• **WHAT YOU SHOULD DO**
Return all of the entries word for word, but omit the pictures they contain.

• **MATERIAL PROVIDED**
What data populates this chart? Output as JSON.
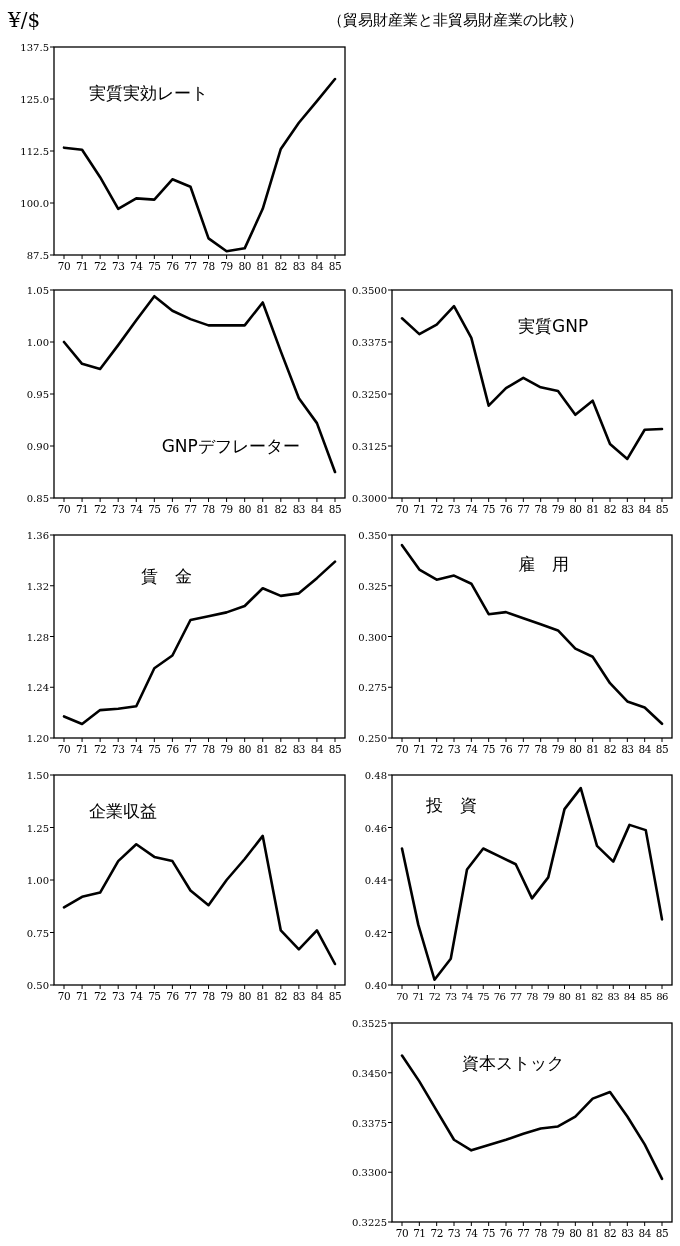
{
  "chart_data": [
    {
      "type": "line",
      "title": "実質実効レート",
      "ylabel": "¥/$",
      "subtitle": "（貿易財産業と非貿易財産業の比較）",
      "color": "#000000",
      "categories": [
        "70",
        "71",
        "72",
        "73",
        "74",
        "75",
        "76",
        "77",
        "78",
        "79",
        "80",
        "81",
        "82",
        "83",
        "84",
        "85"
      ],
      "values": [
        113.3,
        112.8,
        106.2,
        98.6,
        101.1,
        100.8,
        105.7,
        103.9,
        91.5,
        88.4,
        89.1,
        98.6,
        113.0,
        119.3,
        124.5,
        129.8
      ],
      "ylim": [
        87.5,
        137.5
      ],
      "yticks": [
        {
          "value": 87.5,
          "label": "87.5"
        },
        {
          "value": 100,
          "label": "100.0"
        },
        {
          "value": 112.5,
          "label": "112.5"
        },
        {
          "value": 125,
          "label": "125.0"
        },
        {
          "value": 137.5,
          "label": "137.5"
        }
      ],
      "marker": "none",
      "line_style": "solid"
    },
    {
      "type": "line",
      "title": "GNPデフレーター",
      "color": "#000000",
      "categories": [
        "70",
        "71",
        "72",
        "73",
        "74",
        "75",
        "76",
        "77",
        "78",
        "79",
        "80",
        "81",
        "82",
        "83",
        "84",
        "85"
      ],
      "values": [
        1.0,
        0.979,
        0.974,
        0.997,
        1.021,
        1.044,
        1.03,
        1.022,
        1.016,
        1.016,
        1.016,
        1.038,
        0.991,
        0.946,
        0.922,
        0.875
      ],
      "ylim": [
        0.85,
        1.05
      ],
      "yticks": [
        {
          "value": 0.85,
          "label": "0.85"
        },
        {
          "value": 0.9,
          "label": "0.90"
        },
        {
          "value": 0.95,
          "label": "0.95"
        },
        {
          "value": 1,
          "label": "1.00"
        },
        {
          "value": 1.05,
          "label": "1.05"
        }
      ],
      "marker": "none",
      "line_style": "solid"
    },
    {
      "type": "line",
      "title": "実質GNP",
      "color": "#000000",
      "categories": [
        "70",
        "71",
        "72",
        "73",
        "74",
        "75",
        "76",
        "77",
        "78",
        "79",
        "80",
        "81",
        "82",
        "83",
        "84",
        "85"
      ],
      "values": [
        0.3432,
        0.3394,
        0.3417,
        0.3461,
        0.3385,
        0.3222,
        0.3264,
        0.3289,
        0.3266,
        0.3257,
        0.32,
        0.3234,
        0.313,
        0.3094,
        0.3164,
        0.3166
      ],
      "ylim": [
        0.3,
        0.35
      ],
      "yticks": [
        {
          "value": 0.3,
          "label": "0.3000"
        },
        {
          "value": 0.3125,
          "label": "0.3125"
        },
        {
          "value": 0.325,
          "label": "0.3250"
        },
        {
          "value": 0.3375,
          "label": "0.3375"
        },
        {
          "value": 0.35,
          "label": "0.3500"
        }
      ],
      "marker": "none",
      "line_style": "solid"
    },
    {
      "type": "line",
      "title": "賃　金",
      "color": "#000000",
      "categories": [
        "70",
        "71",
        "72",
        "73",
        "74",
        "75",
        "76",
        "77",
        "78",
        "79",
        "80",
        "81",
        "82",
        "83",
        "84",
        "85"
      ],
      "values": [
        1.217,
        1.211,
        1.222,
        1.223,
        1.225,
        1.255,
        1.265,
        1.293,
        1.296,
        1.299,
        1.304,
        1.318,
        1.312,
        1.314,
        1.326,
        1.339
      ],
      "ylim": [
        1.2,
        1.36
      ],
      "yticks": [
        {
          "value": 1.2,
          "label": "1.20"
        },
        {
          "value": 1.24,
          "label": "1.24"
        },
        {
          "value": 1.28,
          "label": "1.28"
        },
        {
          "value": 1.32,
          "label": "1.32"
        },
        {
          "value": 1.36,
          "label": "1.36"
        }
      ],
      "marker": "none",
      "line_style": "solid"
    },
    {
      "type": "line",
      "title": "雇　用",
      "color": "#000000",
      "categories": [
        "70",
        "71",
        "72",
        "73",
        "74",
        "75",
        "76",
        "77",
        "78",
        "79",
        "80",
        "81",
        "82",
        "83",
        "84",
        "85"
      ],
      "values": [
        0.345,
        0.333,
        0.328,
        0.33,
        0.326,
        0.311,
        0.312,
        0.309,
        0.306,
        0.303,
        0.294,
        0.29,
        0.277,
        0.268,
        0.265,
        0.257
      ],
      "ylim": [
        0.25,
        0.35
      ],
      "yticks": [
        {
          "value": 0.25,
          "label": "0.250"
        },
        {
          "value": 0.275,
          "label": "0.275"
        },
        {
          "value": 0.3,
          "label": "0.300"
        },
        {
          "value": 0.325,
          "label": "0.325"
        },
        {
          "value": 0.35,
          "label": "0.350"
        }
      ],
      "marker": "none",
      "line_style": "solid"
    },
    {
      "type": "line",
      "title": "企業収益",
      "color": "#000000",
      "categories": [
        "70",
        "71",
        "72",
        "73",
        "74",
        "75",
        "76",
        "77",
        "78",
        "79",
        "80",
        "81",
        "82",
        "83",
        "84",
        "85"
      ],
      "values": [
        0.87,
        0.92,
        0.94,
        1.09,
        1.17,
        1.11,
        1.09,
        0.95,
        0.88,
        1.0,
        1.1,
        1.21,
        0.76,
        0.67,
        0.76,
        0.6
      ],
      "ylim": [
        0.5,
        1.5
      ],
      "yticks": [
        {
          "value": 0.5,
          "label": "0.50"
        },
        {
          "value": 0.75,
          "label": "0.75"
        },
        {
          "value": 1,
          "label": "1.00"
        },
        {
          "value": 1.25,
          "label": "1.25"
        },
        {
          "value": 1.5,
          "label": "1.50"
        }
      ],
      "marker": "none",
      "line_style": "solid"
    },
    {
      "type": "line",
      "title": "投　資",
      "color": "#000000",
      "categories": [
        "70",
        "71",
        "72",
        "73",
        "74",
        "75",
        "76",
        "77",
        "78",
        "79",
        "80",
        "81",
        "82",
        "83",
        "84",
        "85",
        "86"
      ],
      "values": [
        0.452,
        0.423,
        0.402,
        0.41,
        0.444,
        0.452,
        0.449,
        0.446,
        0.433,
        0.441,
        0.467,
        0.475,
        0.453,
        0.447,
        0.461,
        0.459,
        0.425
      ],
      "ylim": [
        0.4,
        0.48
      ],
      "yticks": [
        {
          "value": 0.4,
          "label": "0.40"
        },
        {
          "value": 0.42,
          "label": "0.42"
        },
        {
          "value": 0.44,
          "label": "0.44"
        },
        {
          "value": 0.46,
          "label": "0.46"
        },
        {
          "value": 0.48,
          "label": "0.48"
        }
      ],
      "marker": "none",
      "line_style": "solid"
    },
    {
      "type": "line",
      "title": "資本ストック",
      "color": "#000000",
      "categories": [
        "70",
        "71",
        "72",
        "73",
        "74",
        "75",
        "76",
        "77",
        "78",
        "79",
        "80",
        "81",
        "82",
        "83",
        "84",
        "85"
      ],
      "values": [
        0.3476,
        0.3437,
        0.3393,
        0.3349,
        0.3333,
        0.3341,
        0.3349,
        0.3358,
        0.3366,
        0.3369,
        0.3384,
        0.3411,
        0.3421,
        0.3384,
        0.3342,
        0.329
      ],
      "ylim": [
        0.3225,
        0.3525
      ],
      "yticks": [
        {
          "value": 0.3225,
          "label": "0.3225"
        },
        {
          "value": 0.33,
          "label": "0.3300"
        },
        {
          "value": 0.3375,
          "label": "0.3375"
        },
        {
          "value": 0.345,
          "label": "0.3450"
        },
        {
          "value": 0.3525,
          "label": "0.3525"
        }
      ],
      "marker": "none",
      "line_style": "solid"
    }
  ]
}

• **RESULT**
What data populates this chart? Output as JSON.
{
  "chart_data": [
    {
      "type": "line",
      "title": "実質実効レート",
      "ylabel": "¥/$",
      "subtitle": "（貿易財産業と非貿易財産業の比較）",
      "color": "#000000",
      "categories": [
        "70",
        "71",
        "72",
        "73",
        "74",
        "75",
        "76",
        "77",
        "78",
        "79",
        "80",
        "81",
        "82",
        "83",
        "84",
        "85"
      ],
      "values": [
        113.3,
        112.8,
        106.2,
        98.6,
        101.1,
        100.8,
        105.7,
        103.9,
        91.5,
        88.4,
        89.1,
        98.6,
        113.0,
        119.3,
        124.5,
        129.8
      ],
      "ylim": [
        87.5,
        137.5
      ],
      "yticks": [
        {
          "value": 87.5,
          "label": "87.5"
        },
        {
          "value": 100,
          "label": "100.0"
        },
        {
          "value": 112.5,
          "label": "112.5"
        },
        {
          "value": 125,
          "label": "125.0"
        },
        {
          "value": 137.5,
          "label": "137.5"
        }
      ],
      "marker": "none",
      "line_style": "solid"
    },
    {
      "type": "line",
      "title": "GNPデフレーター",
      "color": "#000000",
      "categories": [
        "70",
        "71",
        "72",
        "73",
        "74",
        "75",
        "76",
        "77",
        "78",
        "79",
        "80",
        "81",
        "82",
        "83",
        "84",
        "85"
      ],
      "values": [
        1.0,
        0.979,
        0.974,
        0.997,
        1.021,
        1.044,
        1.03,
        1.022,
        1.016,
        1.016,
        1.016,
        1.038,
        0.991,
        0.946,
        0.922,
        0.875
      ],
      "ylim": [
        0.85,
        1.05
      ],
      "yticks": [
        {
          "value": 0.85,
          "label": "0.85"
        },
        {
          "value": 0.9,
          "label": "0.90"
        },
        {
          "value": 0.95,
          "label": "0.95"
        },
        {
          "value": 1,
          "label": "1.00"
        },
        {
          "value": 1.05,
          "label": "1.05"
        }
      ],
      "marker": "none",
      "line_style": "solid"
    },
    {
      "type": "line",
      "title": "実質GNP",
      "color": "#000000",
      "categories": [
        "70",
        "71",
        "72",
        "73",
        "74",
        "75",
        "76",
        "77",
        "78",
        "79",
        "80",
        "81",
        "82",
        "83",
        "84",
        "85"
      ],
      "values": [
        0.3432,
        0.3394,
        0.3417,
        0.3461,
        0.3385,
        0.3222,
        0.3264,
        0.3289,
        0.3266,
        0.3257,
        0.32,
        0.3234,
        0.313,
        0.3094,
        0.3164,
        0.3166
      ],
      "ylim": [
        0.3,
        0.35
      ],
      "yticks": [
        {
          "value": 0.3,
          "label": "0.3000"
        },
        {
          "value": 0.3125,
          "label": "0.3125"
        },
        {
          "value": 0.325,
          "label": "0.3250"
        },
        {
          "value": 0.3375,
          "label": "0.3375"
        },
        {
          "value": 0.35,
          "label": "0.3500"
        }
      ],
      "marker": "none",
      "line_style": "solid"
    },
    {
      "type": "line",
      "title": "賃　金",
      "color": "#000000",
      "categories": [
        "70",
        "71",
        "72",
        "73",
        "74",
        "75",
        "76",
        "77",
        "78",
        "79",
        "80",
        "81",
        "82",
        "83",
        "84",
        "85"
      ],
      "values": [
        1.217,
        1.211,
        1.222,
        1.223,
        1.225,
        1.255,
        1.265,
        1.293,
        1.296,
        1.299,
        1.304,
        1.318,
        1.312,
        1.314,
        1.326,
        1.339
      ],
      "ylim": [
        1.2,
        1.36
      ],
      "yticks": [
        {
          "value": 1.2,
          "label": "1.20"
        },
        {
          "value": 1.24,
          "label": "1.24"
        },
        {
          "value": 1.28,
          "label": "1.28"
        },
        {
          "value": 1.32,
          "label": "1.32"
        },
        {
          "value": 1.36,
          "label": "1.36"
        }
      ],
      "marker": "none",
      "line_style": "solid"
    },
    {
      "type": "line",
      "title": "雇　用",
      "color": "#000000",
      "categories": [
        "70",
        "71",
        "72",
        "73",
        "74",
        "75",
        "76",
        "77",
        "78",
        "79",
        "80",
        "81",
        "82",
        "83",
        "84",
        "85"
      ],
      "values": [
        0.345,
        0.333,
        0.328,
        0.33,
        0.326,
        0.311,
        0.312,
        0.309,
        0.306,
        0.303,
        0.294,
        0.29,
        0.277,
        0.268,
        0.265,
        0.257
      ],
      "ylim": [
        0.25,
        0.35
      ],
      "yticks": [
        {
          "value": 0.25,
          "label": "0.250"
        },
        {
          "value": 0.275,
          "label": "0.275"
        },
        {
          "value": 0.3,
          "label": "0.300"
        },
        {
          "value": 0.325,
          "label": "0.325"
        },
        {
          "value": 0.35,
          "label": "0.350"
        }
      ],
      "marker": "none",
      "line_style": "solid"
    },
    {
      "type": "line",
      "title": "企業収益",
      "color": "#000000",
      "categories": [
        "70",
        "71",
        "72",
        "73",
        "74",
        "75",
        "76",
        "77",
        "78",
        "79",
        "80",
        "81",
        "82",
        "83",
        "84",
        "85"
      ],
      "values": [
        0.87,
        0.92,
        0.94,
        1.09,
        1.17,
        1.11,
        1.09,
        0.95,
        0.88,
        1.0,
        1.1,
        1.21,
        0.76,
        0.67,
        0.76,
        0.6
      ],
      "ylim": [
        0.5,
        1.5
      ],
      "yticks": [
        {
          "value": 0.5,
          "label": "0.50"
        },
        {
          "value": 0.75,
          "label": "0.75"
        },
        {
          "value": 1,
          "label": "1.00"
        },
        {
          "value": 1.25,
          "label": "1.25"
        },
        {
          "value": 1.5,
          "label": "1.50"
        }
      ],
      "marker": "none",
      "line_style": "solid"
    },
    {
      "type": "line",
      "title": "投　資",
      "color": "#000000",
      "categories": [
        "70",
        "71",
        "72",
        "73",
        "74",
        "75",
        "76",
        "77",
        "78",
        "79",
        "80",
        "81",
        "82",
        "83",
        "84",
        "85",
        "86"
      ],
      "values": [
        0.452,
        0.423,
        0.402,
        0.41,
        0.444,
        0.452,
        0.449,
        0.446,
        0.433,
        0.441,
        0.467,
        0.475,
        0.453,
        0.447,
        0.461,
        0.459,
        0.425
      ],
      "ylim": [
        0.4,
        0.48
      ],
      "yticks": [
        {
          "value": 0.4,
          "label": "0.40"
        },
        {
          "value": 0.42,
          "label": "0.42"
        },
        {
          "value": 0.44,
          "label": "0.44"
        },
        {
          "value": 0.46,
          "label": "0.46"
        },
        {
          "value": 0.48,
          "label": "0.48"
        }
      ],
      "marker": "none",
      "line_style": "solid"
    },
    {
      "type": "line",
      "title": "資本ストック",
      "color": "#000000",
      "categories": [
        "70",
        "71",
        "72",
        "73",
        "74",
        "75",
        "76",
        "77",
        "78",
        "79",
        "80",
        "81",
        "82",
        "83",
        "84",
        "85"
      ],
      "values": [
        0.3476,
        0.3437,
        0.3393,
        0.3349,
        0.3333,
        0.3341,
        0.3349,
        0.3358,
        0.3366,
        0.3369,
        0.3384,
        0.3411,
        0.3421,
        0.3384,
        0.3342,
        0.329
      ],
      "ylim": [
        0.3225,
        0.3525
      ],
      "yticks": [
        {
          "value": 0.3225,
          "label": "0.3225"
        },
        {
          "value": 0.33,
          "label": "0.3300"
        },
        {
          "value": 0.3375,
          "label": "0.3375"
        },
        {
          "value": 0.345,
          "label": "0.3450"
        },
        {
          "value": 0.3525,
          "label": "0.3525"
        }
      ],
      "marker": "none",
      "line_style": "solid"
    }
  ]
}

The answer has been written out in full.